WHAT THIS TASK INVOLVES.
Your task is to transcribe the records exactly, skipping every image.

— start of RECORDS SUPPLIED —

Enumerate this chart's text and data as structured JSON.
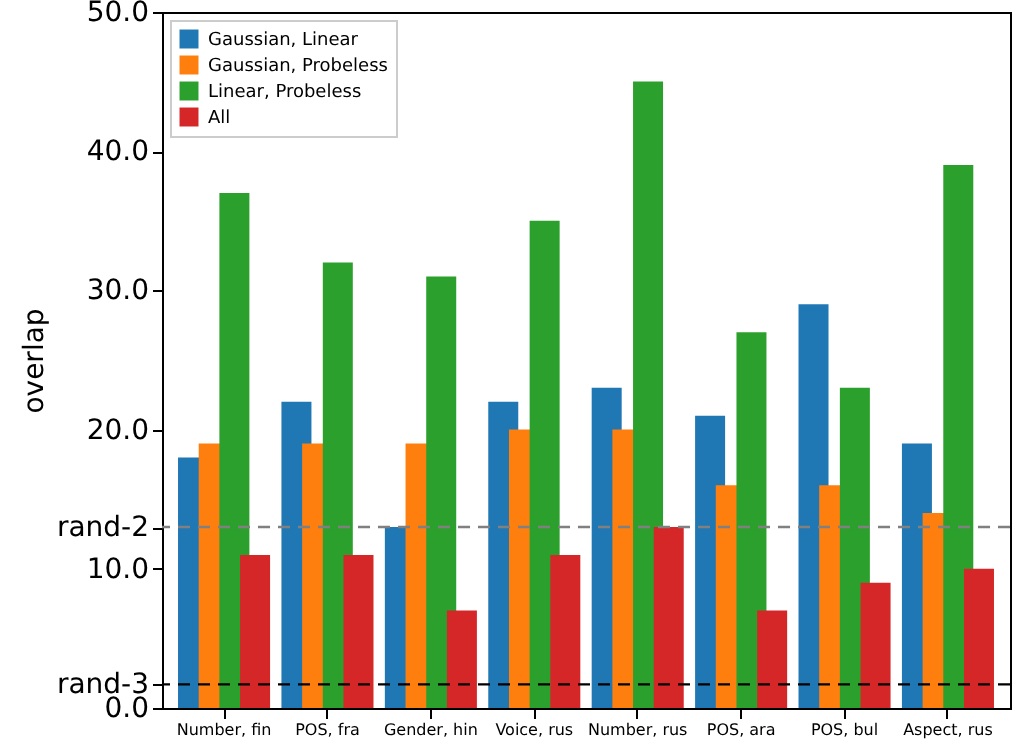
{
  "chart_data": {
    "type": "bar",
    "ylabel": "overlap",
    "categories": [
      "Number, fin",
      "POS, fra",
      "Gender, hin",
      "Voice, rus",
      "Number, rus",
      "POS, ara",
      "POS, bul",
      "Aspect, rus"
    ],
    "series": [
      {
        "name": "Gaussian, Linear",
        "color": "#1f77b4",
        "values": [
          18,
          22,
          13,
          22,
          23,
          21,
          29,
          19
        ]
      },
      {
        "name": "Gaussian, Probeless",
        "color": "#ff7f0e",
        "values": [
          19,
          19,
          19,
          20,
          20,
          16,
          16,
          14
        ]
      },
      {
        "name": "Linear, Probeless",
        "color": "#2ca02c",
        "values": [
          37,
          32,
          31,
          35,
          45,
          27,
          23,
          39
        ]
      },
      {
        "name": "All",
        "color": "#d62728",
        "values": [
          11,
          11,
          7,
          11,
          13,
          7,
          9,
          10
        ]
      }
    ],
    "ylim": [
      0,
      50
    ],
    "yticks": [
      {
        "value": 0,
        "label": "0.0"
      },
      {
        "value": 1.7,
        "label": "rand-3"
      },
      {
        "value": 10,
        "label": "10.0"
      },
      {
        "value": 13,
        "label": "rand-2"
      },
      {
        "value": 20,
        "label": "20.0"
      },
      {
        "value": 30,
        "label": "30.0"
      },
      {
        "value": 40,
        "label": "40.0"
      },
      {
        "value": 50,
        "label": "50.0"
      }
    ],
    "ref_lines": [
      {
        "axis": "y",
        "value": 13,
        "color": "#808080",
        "line_style": "dashed"
      },
      {
        "axis": "y",
        "value": 1.7,
        "color": "#000000",
        "line_style": "dashed"
      }
    ],
    "legend": "top left",
    "grid": false
  }
}
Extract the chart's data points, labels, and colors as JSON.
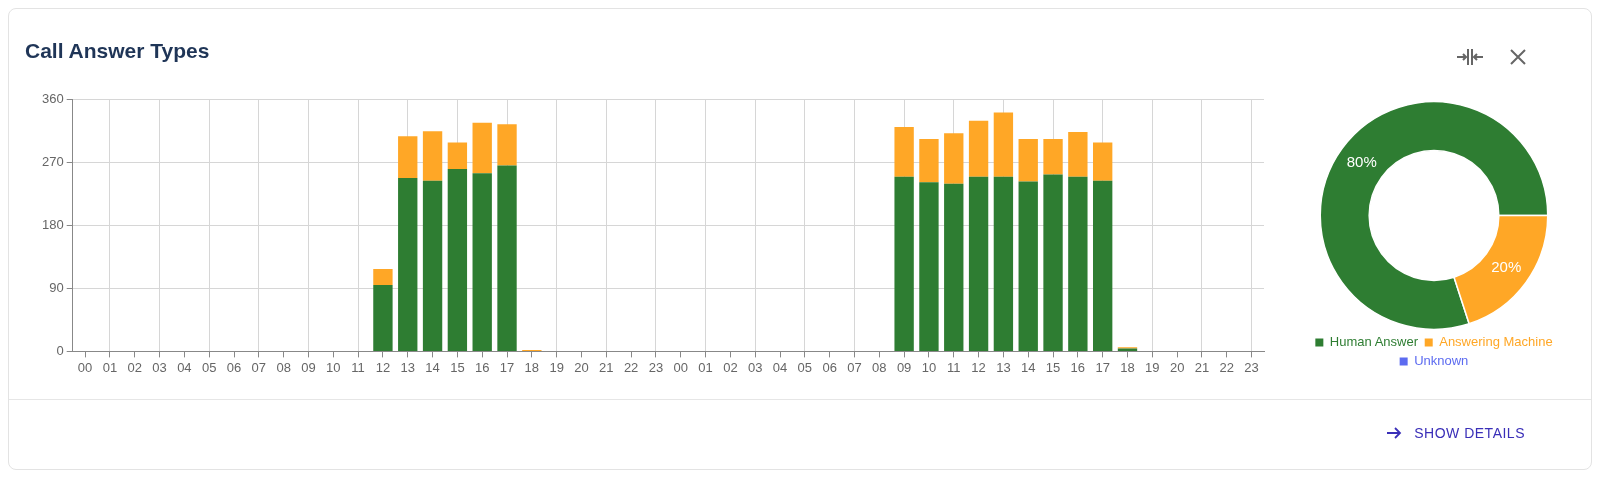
{
  "chart_data": [
    {
      "type": "bar",
      "title": "Call Answer Types",
      "stacked": true,
      "grid": true,
      "legend": false,
      "categories": [
        "00",
        "01",
        "02",
        "03",
        "04",
        "05",
        "06",
        "07",
        "08",
        "09",
        "10",
        "11",
        "12",
        "13",
        "14",
        "15",
        "16",
        "17",
        "18",
        "19",
        "20",
        "21",
        "22",
        "23",
        "00",
        "01",
        "02",
        "03",
        "04",
        "05",
        "06",
        "07",
        "08",
        "09",
        "10",
        "11",
        "12",
        "13",
        "14",
        "15",
        "16",
        "17",
        "18",
        "19",
        "20",
        "21",
        "22",
        "23"
      ],
      "ylim": [
        0,
        360
      ],
      "yticks": [
        0,
        90,
        180,
        270,
        360
      ],
      "series": [
        {
          "color": "#2e7d32",
          "values": [
            0,
            0,
            0,
            0,
            0,
            0,
            0,
            0,
            0,
            0,
            0,
            0,
            95,
            248,
            244,
            261,
            255,
            266,
            0,
            0,
            0,
            0,
            0,
            0,
            0,
            0,
            0,
            0,
            0,
            0,
            0,
            0,
            0,
            250,
            242,
            240,
            250,
            250,
            243,
            253,
            250,
            244,
            4,
            0,
            0,
            0,
            0,
            0
          ]
        },
        {
          "color": "#ffa726",
          "values": [
            0,
            0,
            0,
            0,
            0,
            0,
            0,
            0,
            0,
            0,
            0,
            0,
            23,
            60,
            71,
            38,
            72,
            59,
            2,
            0,
            0,
            0,
            0,
            0,
            0,
            0,
            0,
            0,
            0,
            0,
            0,
            0,
            0,
            71,
            62,
            72,
            80,
            92,
            61,
            51,
            64,
            55,
            2,
            0,
            0,
            0,
            0,
            0
          ]
        }
      ]
    },
    {
      "type": "donut",
      "legend": "bottom",
      "categories": [
        "Human Answer",
        "Answering Machine",
        "Unknown"
      ],
      "values": [
        80,
        20,
        0
      ],
      "colors": [
        "#2e7d32",
        "#ffa726",
        "#5c6bf0"
      ],
      "value_labels": [
        "80%",
        "20%",
        null
      ],
      "annotations": [
        "SHOW DETAILS"
      ]
    }
  ]
}
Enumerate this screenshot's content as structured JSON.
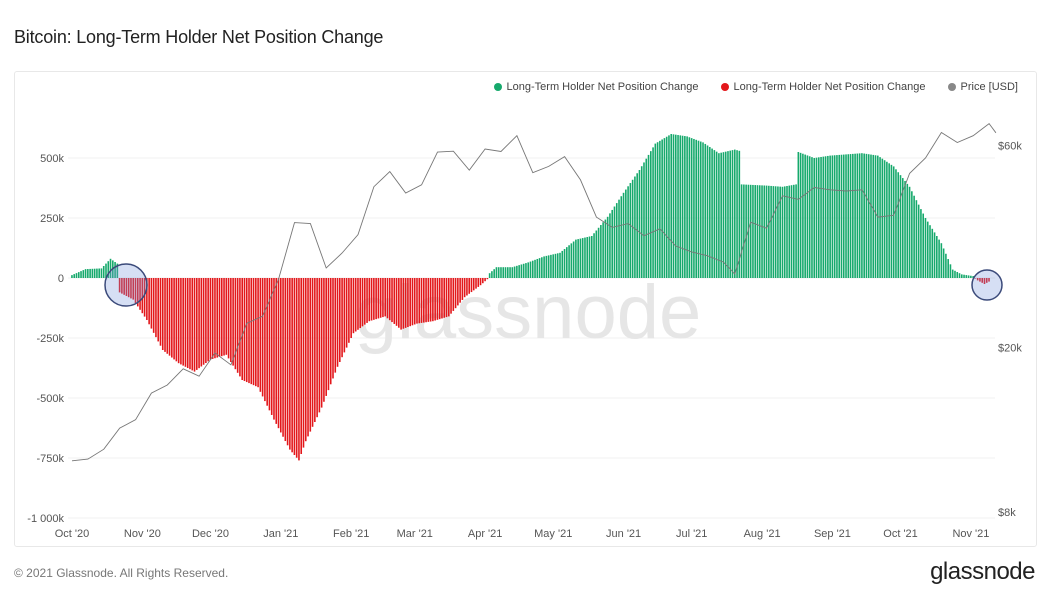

— end of RECORDS SUPPLIED —

THE SOLUTION.
Enumerate this chart's text and data as structured JSON.
{
  "chart_data": {
    "type": "bar",
    "ylabel": "overlap",
    "categories": [
      "Number, fin",
      "POS, fra",
      "Gender, hin",
      "Voice, rus",
      "Number, rus",
      "POS, ara",
      "POS, bul",
      "Aspect, rus"
    ],
    "series": [
      {
        "name": "Gaussian, Linear",
        "color": "#1f77b4",
        "values": [
          18,
          22,
          13,
          22,
          23,
          21,
          29,
          19
        ]
      },
      {
        "name": "Gaussian, Probeless",
        "color": "#ff7f0e",
        "values": [
          19,
          19,
          19,
          20,
          20,
          16,
          16,
          14
        ]
      },
      {
        "name": "Linear, Probeless",
        "color": "#2ca02c",
        "values": [
          37,
          32,
          31,
          35,
          45,
          27,
          23,
          39
        ]
      },
      {
        "name": "All",
        "color": "#d62728",
        "values": [
          11,
          11,
          7,
          11,
          13,
          7,
          9,
          10
        ]
      }
    ],
    "ylim": [
      0,
      50
    ],
    "yticks": [
      {
        "value": 0,
        "label": "0.0"
      },
      {
        "value": 1.7,
        "label": "rand-3"
      },
      {
        "value": 10,
        "label": "10.0"
      },
      {
        "value": 13,
        "label": "rand-2"
      },
      {
        "value": 20,
        "label": "20.0"
      },
      {
        "value": 30,
        "label": "30.0"
      },
      {
        "value": 40,
        "label": "40.0"
      },
      {
        "value": 50,
        "label": "50.0"
      }
    ],
    "ref_lines": [
      {
        "axis": "y",
        "value": 13,
        "color": "#808080",
        "line_style": "dashed"
      },
      {
        "axis": "y",
        "value": 1.7,
        "color": "#000000",
        "line_style": "dashed"
      }
    ],
    "legend": "top left",
    "grid": false
  }
}
Extract the chart's data points, labels, and colors as JSON.
{
  "chart_data": [
    {
      "type": "bar",
      "title": "Call Answer Types",
      "stacked": true,
      "grid": true,
      "legend": false,
      "categories": [
        "00",
        "01",
        "02",
        "03",
        "04",
        "05",
        "06",
        "07",
        "08",
        "09",
        "10",
        "11",
        "12",
        "13",
        "14",
        "15",
        "16",
        "17",
        "18",
        "19",
        "20",
        "21",
        "22",
        "23",
        "00",
        "01",
        "02",
        "03",
        "04",
        "05",
        "06",
        "07",
        "08",
        "09",
        "10",
        "11",
        "12",
        "13",
        "14",
        "15",
        "16",
        "17",
        "18",
        "19",
        "20",
        "21",
        "22",
        "23"
      ],
      "ylim": [
        0,
        360
      ],
      "yticks": [
        0,
        90,
        180,
        270,
        360
      ],
      "series": [
        {
          "color": "#2e7d32",
          "values": [
            0,
            0,
            0,
            0,
            0,
            0,
            0,
            0,
            0,
            0,
            0,
            0,
            95,
            248,
            244,
            261,
            255,
            266,
            0,
            0,
            0,
            0,
            0,
            0,
            0,
            0,
            0,
            0,
            0,
            0,
            0,
            0,
            0,
            250,
            242,
            240,
            250,
            250,
            243,
            253,
            250,
            244,
            4,
            0,
            0,
            0,
            0,
            0
          ]
        },
        {
          "color": "#ffa726",
          "values": [
            0,
            0,
            0,
            0,
            0,
            0,
            0,
            0,
            0,
            0,
            0,
            0,
            23,
            60,
            71,
            38,
            72,
            59,
            2,
            0,
            0,
            0,
            0,
            0,
            0,
            0,
            0,
            0,
            0,
            0,
            0,
            0,
            0,
            71,
            62,
            72,
            80,
            92,
            61,
            51,
            64,
            55,
            2,
            0,
            0,
            0,
            0,
            0
          ]
        }
      ]
    },
    {
      "type": "donut",
      "legend": "bottom",
      "categories": [
        "Human Answer",
        "Answering Machine",
        "Unknown"
      ],
      "values": [
        80,
        20,
        0
      ],
      "colors": [
        "#2e7d32",
        "#ffa726",
        "#5c6bf0"
      ],
      "value_labels": [
        "80%",
        "20%",
        null
      ],
      "annotations": [
        "SHOW DETAILS"
      ]
    }
  ]
}
Enumerate this screenshot's content as structured JSON.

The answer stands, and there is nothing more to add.